--- Material supplied ---

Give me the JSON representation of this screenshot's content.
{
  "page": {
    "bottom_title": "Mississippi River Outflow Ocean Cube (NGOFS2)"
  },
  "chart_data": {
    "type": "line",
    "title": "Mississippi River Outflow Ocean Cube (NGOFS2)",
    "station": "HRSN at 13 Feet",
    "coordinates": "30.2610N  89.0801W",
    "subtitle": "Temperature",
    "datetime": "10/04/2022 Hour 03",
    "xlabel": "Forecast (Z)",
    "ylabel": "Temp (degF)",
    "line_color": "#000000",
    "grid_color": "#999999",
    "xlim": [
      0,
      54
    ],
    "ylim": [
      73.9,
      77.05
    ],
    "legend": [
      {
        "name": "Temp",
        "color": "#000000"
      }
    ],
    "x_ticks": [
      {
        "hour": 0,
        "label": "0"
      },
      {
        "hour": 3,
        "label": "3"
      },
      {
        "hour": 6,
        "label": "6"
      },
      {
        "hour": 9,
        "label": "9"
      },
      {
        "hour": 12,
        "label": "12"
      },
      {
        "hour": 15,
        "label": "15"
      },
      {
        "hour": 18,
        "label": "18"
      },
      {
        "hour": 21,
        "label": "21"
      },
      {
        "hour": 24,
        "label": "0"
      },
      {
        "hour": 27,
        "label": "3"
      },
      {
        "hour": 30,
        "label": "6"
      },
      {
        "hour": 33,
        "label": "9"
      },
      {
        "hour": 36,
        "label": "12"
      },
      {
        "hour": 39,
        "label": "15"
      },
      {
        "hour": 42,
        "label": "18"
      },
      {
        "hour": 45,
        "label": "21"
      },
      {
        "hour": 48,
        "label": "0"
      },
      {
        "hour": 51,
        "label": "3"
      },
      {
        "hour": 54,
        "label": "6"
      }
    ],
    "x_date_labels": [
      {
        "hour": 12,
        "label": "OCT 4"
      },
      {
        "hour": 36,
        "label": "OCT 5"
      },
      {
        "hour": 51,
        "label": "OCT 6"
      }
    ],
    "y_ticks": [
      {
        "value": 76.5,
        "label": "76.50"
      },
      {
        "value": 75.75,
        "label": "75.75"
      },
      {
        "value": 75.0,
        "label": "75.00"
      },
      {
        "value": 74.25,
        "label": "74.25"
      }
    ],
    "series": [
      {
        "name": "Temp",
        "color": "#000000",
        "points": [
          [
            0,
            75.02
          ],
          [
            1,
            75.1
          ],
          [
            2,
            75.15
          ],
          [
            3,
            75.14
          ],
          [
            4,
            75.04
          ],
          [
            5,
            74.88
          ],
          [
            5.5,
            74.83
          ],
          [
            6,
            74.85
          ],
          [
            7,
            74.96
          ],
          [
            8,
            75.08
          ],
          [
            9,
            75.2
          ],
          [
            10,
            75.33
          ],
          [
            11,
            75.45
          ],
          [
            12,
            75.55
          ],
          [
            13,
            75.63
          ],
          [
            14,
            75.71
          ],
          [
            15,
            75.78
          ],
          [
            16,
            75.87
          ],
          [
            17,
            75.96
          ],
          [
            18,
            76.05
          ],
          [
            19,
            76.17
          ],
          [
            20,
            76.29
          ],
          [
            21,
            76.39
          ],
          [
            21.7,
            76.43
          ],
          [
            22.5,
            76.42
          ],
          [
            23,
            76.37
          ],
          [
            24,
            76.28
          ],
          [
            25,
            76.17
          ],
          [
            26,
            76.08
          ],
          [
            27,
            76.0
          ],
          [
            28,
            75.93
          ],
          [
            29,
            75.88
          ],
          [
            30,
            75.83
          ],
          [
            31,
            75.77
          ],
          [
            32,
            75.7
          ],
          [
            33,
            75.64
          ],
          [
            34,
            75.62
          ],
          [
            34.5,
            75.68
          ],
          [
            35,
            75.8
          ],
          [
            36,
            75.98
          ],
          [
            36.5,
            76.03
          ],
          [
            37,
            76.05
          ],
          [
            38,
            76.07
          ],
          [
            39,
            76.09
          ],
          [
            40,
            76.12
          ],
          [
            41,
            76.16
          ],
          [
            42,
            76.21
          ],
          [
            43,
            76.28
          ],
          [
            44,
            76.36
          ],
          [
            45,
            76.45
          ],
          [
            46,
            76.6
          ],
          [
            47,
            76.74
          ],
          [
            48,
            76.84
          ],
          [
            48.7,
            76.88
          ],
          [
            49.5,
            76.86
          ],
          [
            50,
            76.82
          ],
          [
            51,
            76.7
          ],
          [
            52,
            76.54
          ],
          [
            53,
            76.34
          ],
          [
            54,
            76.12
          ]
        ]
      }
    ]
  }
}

---
--- Material supplied ---

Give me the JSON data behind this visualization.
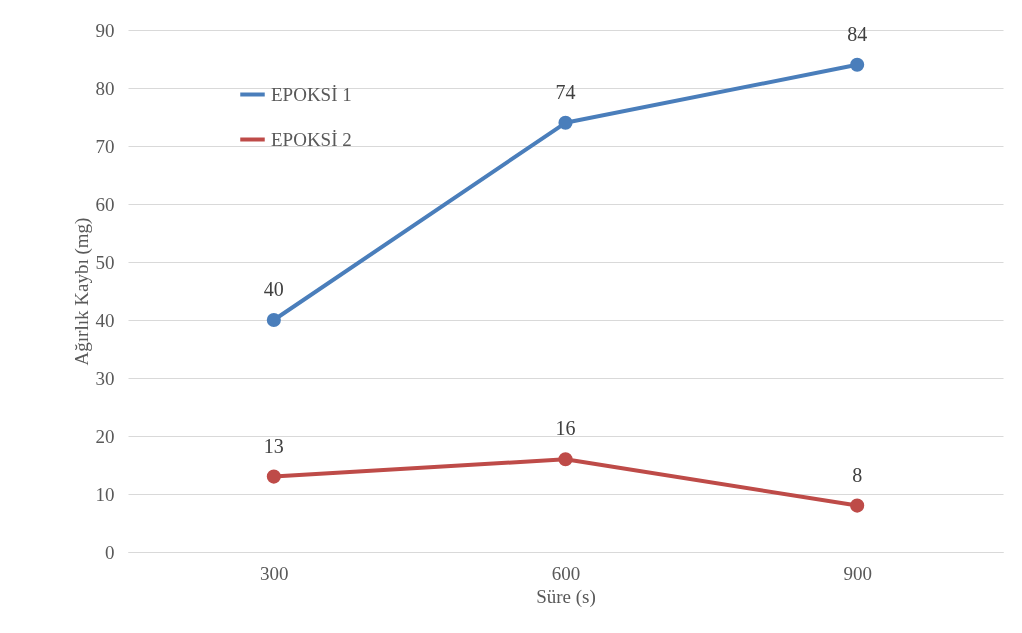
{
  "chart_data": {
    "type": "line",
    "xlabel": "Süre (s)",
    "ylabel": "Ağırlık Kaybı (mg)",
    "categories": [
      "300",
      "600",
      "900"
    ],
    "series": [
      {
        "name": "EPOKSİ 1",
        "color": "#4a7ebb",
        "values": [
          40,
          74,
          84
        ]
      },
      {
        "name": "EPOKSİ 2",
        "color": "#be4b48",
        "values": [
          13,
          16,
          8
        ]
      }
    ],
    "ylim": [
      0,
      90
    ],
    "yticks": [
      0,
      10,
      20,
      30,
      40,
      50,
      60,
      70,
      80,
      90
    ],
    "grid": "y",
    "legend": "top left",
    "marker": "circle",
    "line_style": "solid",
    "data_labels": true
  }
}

---

Goal of the exercise | In the entries above, find each line with the word "JSON" and show it.

Finished exercise |
Give me the JSON representation of this screenshot's content.
Give me the JSON data behind this visualization.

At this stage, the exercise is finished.